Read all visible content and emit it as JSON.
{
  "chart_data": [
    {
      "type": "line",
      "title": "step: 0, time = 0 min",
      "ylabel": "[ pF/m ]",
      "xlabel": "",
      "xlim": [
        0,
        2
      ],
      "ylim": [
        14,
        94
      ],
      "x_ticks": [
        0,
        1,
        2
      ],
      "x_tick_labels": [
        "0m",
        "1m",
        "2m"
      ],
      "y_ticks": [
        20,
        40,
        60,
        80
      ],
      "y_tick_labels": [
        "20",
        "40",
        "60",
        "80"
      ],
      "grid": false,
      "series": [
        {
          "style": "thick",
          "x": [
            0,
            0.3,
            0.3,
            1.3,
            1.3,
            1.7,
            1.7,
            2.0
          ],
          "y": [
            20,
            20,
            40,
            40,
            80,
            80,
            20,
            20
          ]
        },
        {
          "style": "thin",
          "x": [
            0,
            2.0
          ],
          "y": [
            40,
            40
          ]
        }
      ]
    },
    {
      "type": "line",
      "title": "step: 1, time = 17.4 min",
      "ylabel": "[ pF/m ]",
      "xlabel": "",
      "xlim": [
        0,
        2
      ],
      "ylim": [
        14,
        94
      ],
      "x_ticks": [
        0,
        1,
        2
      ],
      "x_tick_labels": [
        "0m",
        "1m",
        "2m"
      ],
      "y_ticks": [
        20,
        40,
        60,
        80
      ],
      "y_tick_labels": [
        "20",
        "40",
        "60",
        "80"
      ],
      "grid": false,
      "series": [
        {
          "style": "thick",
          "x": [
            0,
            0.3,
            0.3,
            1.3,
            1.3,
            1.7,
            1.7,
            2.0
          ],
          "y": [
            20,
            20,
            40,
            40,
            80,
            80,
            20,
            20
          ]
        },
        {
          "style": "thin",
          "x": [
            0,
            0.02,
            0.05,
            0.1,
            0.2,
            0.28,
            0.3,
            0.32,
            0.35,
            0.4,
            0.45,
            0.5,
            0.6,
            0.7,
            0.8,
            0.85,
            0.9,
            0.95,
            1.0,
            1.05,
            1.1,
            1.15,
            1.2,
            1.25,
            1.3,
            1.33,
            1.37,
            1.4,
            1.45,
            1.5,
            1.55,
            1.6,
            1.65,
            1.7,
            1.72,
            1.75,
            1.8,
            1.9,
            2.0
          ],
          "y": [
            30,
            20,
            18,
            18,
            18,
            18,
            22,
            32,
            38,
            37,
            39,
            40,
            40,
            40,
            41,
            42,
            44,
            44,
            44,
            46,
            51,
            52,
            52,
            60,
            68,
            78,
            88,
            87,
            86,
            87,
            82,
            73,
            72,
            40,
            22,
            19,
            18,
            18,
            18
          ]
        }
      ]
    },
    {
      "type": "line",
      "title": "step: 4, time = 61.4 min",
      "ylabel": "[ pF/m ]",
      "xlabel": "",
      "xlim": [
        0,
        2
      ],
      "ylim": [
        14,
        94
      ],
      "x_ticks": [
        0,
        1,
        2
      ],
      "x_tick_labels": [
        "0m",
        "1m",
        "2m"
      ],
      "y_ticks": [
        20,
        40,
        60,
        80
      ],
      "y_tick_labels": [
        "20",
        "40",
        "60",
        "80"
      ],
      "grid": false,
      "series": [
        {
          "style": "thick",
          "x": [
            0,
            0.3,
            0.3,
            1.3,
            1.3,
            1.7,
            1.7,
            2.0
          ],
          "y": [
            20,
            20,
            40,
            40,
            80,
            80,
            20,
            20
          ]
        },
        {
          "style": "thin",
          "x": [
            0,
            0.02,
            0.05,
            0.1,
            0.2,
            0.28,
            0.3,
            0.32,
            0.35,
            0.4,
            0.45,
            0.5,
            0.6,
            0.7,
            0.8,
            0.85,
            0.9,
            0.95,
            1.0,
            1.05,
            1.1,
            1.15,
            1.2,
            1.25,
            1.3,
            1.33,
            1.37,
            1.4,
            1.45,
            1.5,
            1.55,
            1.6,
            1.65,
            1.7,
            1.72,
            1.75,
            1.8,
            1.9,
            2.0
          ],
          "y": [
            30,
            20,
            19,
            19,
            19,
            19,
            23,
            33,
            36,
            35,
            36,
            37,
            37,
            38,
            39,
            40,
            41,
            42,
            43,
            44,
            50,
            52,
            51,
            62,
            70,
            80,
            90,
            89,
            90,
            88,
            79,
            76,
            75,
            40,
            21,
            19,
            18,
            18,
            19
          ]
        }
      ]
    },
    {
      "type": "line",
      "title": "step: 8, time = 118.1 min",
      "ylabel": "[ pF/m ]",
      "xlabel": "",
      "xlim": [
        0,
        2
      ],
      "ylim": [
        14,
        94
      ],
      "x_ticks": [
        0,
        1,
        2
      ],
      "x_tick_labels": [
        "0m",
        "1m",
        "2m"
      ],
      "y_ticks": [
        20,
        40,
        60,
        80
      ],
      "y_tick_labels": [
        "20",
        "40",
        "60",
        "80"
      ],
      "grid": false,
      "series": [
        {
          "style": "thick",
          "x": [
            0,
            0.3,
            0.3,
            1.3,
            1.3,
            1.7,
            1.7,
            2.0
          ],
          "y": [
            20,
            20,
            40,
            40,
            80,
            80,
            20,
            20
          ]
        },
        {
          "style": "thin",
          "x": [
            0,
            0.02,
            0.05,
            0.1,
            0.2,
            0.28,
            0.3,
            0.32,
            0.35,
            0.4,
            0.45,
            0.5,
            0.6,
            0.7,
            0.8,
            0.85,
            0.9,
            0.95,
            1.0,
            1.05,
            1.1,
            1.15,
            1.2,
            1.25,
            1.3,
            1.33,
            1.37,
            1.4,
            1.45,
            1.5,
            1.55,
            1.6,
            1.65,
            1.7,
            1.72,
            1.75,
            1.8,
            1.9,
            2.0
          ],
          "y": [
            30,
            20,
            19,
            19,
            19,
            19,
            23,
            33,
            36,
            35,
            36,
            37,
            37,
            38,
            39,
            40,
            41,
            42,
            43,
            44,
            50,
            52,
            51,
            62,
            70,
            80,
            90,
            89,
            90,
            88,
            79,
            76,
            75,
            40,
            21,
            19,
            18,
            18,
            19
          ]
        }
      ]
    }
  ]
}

········

> SHORT PROBLEM: Repeat all of the records above exactly as written.

> TASK RESULT:
Read all visible content and emit it as JSON.
{
  "chart_data": [
    {
      "type": "line",
      "title": "step: 0, time = 0 min",
      "ylabel": "[ pF/m ]",
      "xlabel": "",
      "xlim": [
        0,
        2
      ],
      "ylim": [
        14,
        94
      ],
      "x_ticks": [
        0,
        1,
        2
      ],
      "x_tick_labels": [
        "0m",
        "1m",
        "2m"
      ],
      "y_ticks": [
        20,
        40,
        60,
        80
      ],
      "y_tick_labels": [
        "20",
        "40",
        "60",
        "80"
      ],
      "grid": false,
      "series": [
        {
          "style": "thick",
          "x": [
            0,
            0.3,
            0.3,
            1.3,
            1.3,
            1.7,
            1.7,
            2.0
          ],
          "y": [
            20,
            20,
            40,
            40,
            80,
            80,
            20,
            20
          ]
        },
        {
          "style": "thin",
          "x": [
            0,
            2.0
          ],
          "y": [
            40,
            40
          ]
        }
      ]
    },
    {
      "type": "line",
      "title": "step: 1, time = 17.4 min",
      "ylabel": "[ pF/m ]",
      "xlabel": "",
      "xlim": [
        0,
        2
      ],
      "ylim": [
        14,
        94
      ],
      "x_ticks": [
        0,
        1,
        2
      ],
      "x_tick_labels": [
        "0m",
        "1m",
        "2m"
      ],
      "y_ticks": [
        20,
        40,
        60,
        80
      ],
      "y_tick_labels": [
        "20",
        "40",
        "60",
        "80"
      ],
      "grid": false,
      "series": [
        {
          "style": "thick",
          "x": [
            0,
            0.3,
            0.3,
            1.3,
            1.3,
            1.7,
            1.7,
            2.0
          ],
          "y": [
            20,
            20,
            40,
            40,
            80,
            80,
            20,
            20
          ]
        },
        {
          "style": "thin",
          "x": [
            0,
            0.02,
            0.05,
            0.1,
            0.2,
            0.28,
            0.3,
            0.32,
            0.35,
            0.4,
            0.45,
            0.5,
            0.6,
            0.7,
            0.8,
            0.85,
            0.9,
            0.95,
            1.0,
            1.05,
            1.1,
            1.15,
            1.2,
            1.25,
            1.3,
            1.33,
            1.37,
            1.4,
            1.45,
            1.5,
            1.55,
            1.6,
            1.65,
            1.7,
            1.72,
            1.75,
            1.8,
            1.9,
            2.0
          ],
          "y": [
            30,
            20,
            18,
            18,
            18,
            18,
            22,
            32,
            38,
            37,
            39,
            40,
            40,
            40,
            41,
            42,
            44,
            44,
            44,
            46,
            51,
            52,
            52,
            60,
            68,
            78,
            88,
            87,
            86,
            87,
            82,
            73,
            72,
            40,
            22,
            19,
            18,
            18,
            18
          ]
        }
      ]
    },
    {
      "type": "line",
      "title": "step: 4, time = 61.4 min",
      "ylabel": "[ pF/m ]",
      "xlabel": "",
      "xlim": [
        0,
        2
      ],
      "ylim": [
        14,
        94
      ],
      "x_ticks": [
        0,
        1,
        2
      ],
      "x_tick_labels": [
        "0m",
        "1m",
        "2m"
      ],
      "y_ticks": [
        20,
        40,
        60,
        80
      ],
      "y_tick_labels": [
        "20",
        "40",
        "60",
        "80"
      ],
      "grid": false,
      "series": [
        {
          "style": "thick",
          "x": [
            0,
            0.3,
            0.3,
            1.3,
            1.3,
            1.7,
            1.7,
            2.0
          ],
          "y": [
            20,
            20,
            40,
            40,
            80,
            80,
            20,
            20
          ]
        },
        {
          "style": "thin",
          "x": [
            0,
            0.02,
            0.05,
            0.1,
            0.2,
            0.28,
            0.3,
            0.32,
            0.35,
            0.4,
            0.45,
            0.5,
            0.6,
            0.7,
            0.8,
            0.85,
            0.9,
            0.95,
            1.0,
            1.05,
            1.1,
            1.15,
            1.2,
            1.25,
            1.3,
            1.33,
            1.37,
            1.4,
            1.45,
            1.5,
            1.55,
            1.6,
            1.65,
            1.7,
            1.72,
            1.75,
            1.8,
            1.9,
            2.0
          ],
          "y": [
            30,
            20,
            19,
            19,
            19,
            19,
            23,
            33,
            36,
            35,
            36,
            37,
            37,
            38,
            39,
            40,
            41,
            42,
            43,
            44,
            50,
            52,
            51,
            62,
            70,
            80,
            90,
            89,
            90,
            88,
            79,
            76,
            75,
            40,
            21,
            19,
            18,
            18,
            19
          ]
        }
      ]
    },
    {
      "type": "line",
      "title": "step: 8, time = 118.1 min",
      "ylabel": "[ pF/m ]",
      "xlabel": "",
      "xlim": [
        0,
        2
      ],
      "ylim": [
        14,
        94
      ],
      "x_ticks": [
        0,
        1,
        2
      ],
      "x_tick_labels": [
        "0m",
        "1m",
        "2m"
      ],
      "y_ticks": [
        20,
        40,
        60,
        80
      ],
      "y_tick_labels": [
        "20",
        "40",
        "60",
        "80"
      ],
      "grid": false,
      "series": [
        {
          "style": "thick",
          "x": [
            0,
            0.3,
            0.3,
            1.3,
            1.3,
            1.7,
            1.7,
            2.0
          ],
          "y": [
            20,
            20,
            40,
            40,
            80,
            80,
            20,
            20
          ]
        },
        {
          "style": "thin",
          "x": [
            0,
            0.02,
            0.05,
            0.1,
            0.2,
            0.28,
            0.3,
            0.32,
            0.35,
            0.4,
            0.45,
            0.5,
            0.6,
            0.7,
            0.8,
            0.85,
            0.9,
            0.95,
            1.0,
            1.05,
            1.1,
            1.15,
            1.2,
            1.25,
            1.3,
            1.33,
            1.37,
            1.4,
            1.45,
            1.5,
            1.55,
            1.6,
            1.65,
            1.7,
            1.72,
            1.75,
            1.8,
            1.9,
            2.0
          ],
          "y": [
            30,
            20,
            19,
            19,
            19,
            19,
            23,
            33,
            36,
            35,
            36,
            37,
            37,
            38,
            39,
            40,
            41,
            42,
            43,
            44,
            50,
            52,
            51,
            62,
            70,
            80,
            90,
            89,
            90,
            88,
            79,
            76,
            75,
            40,
            21,
            19,
            18,
            18,
            19
          ]
        }
      ]
    }
  ]
}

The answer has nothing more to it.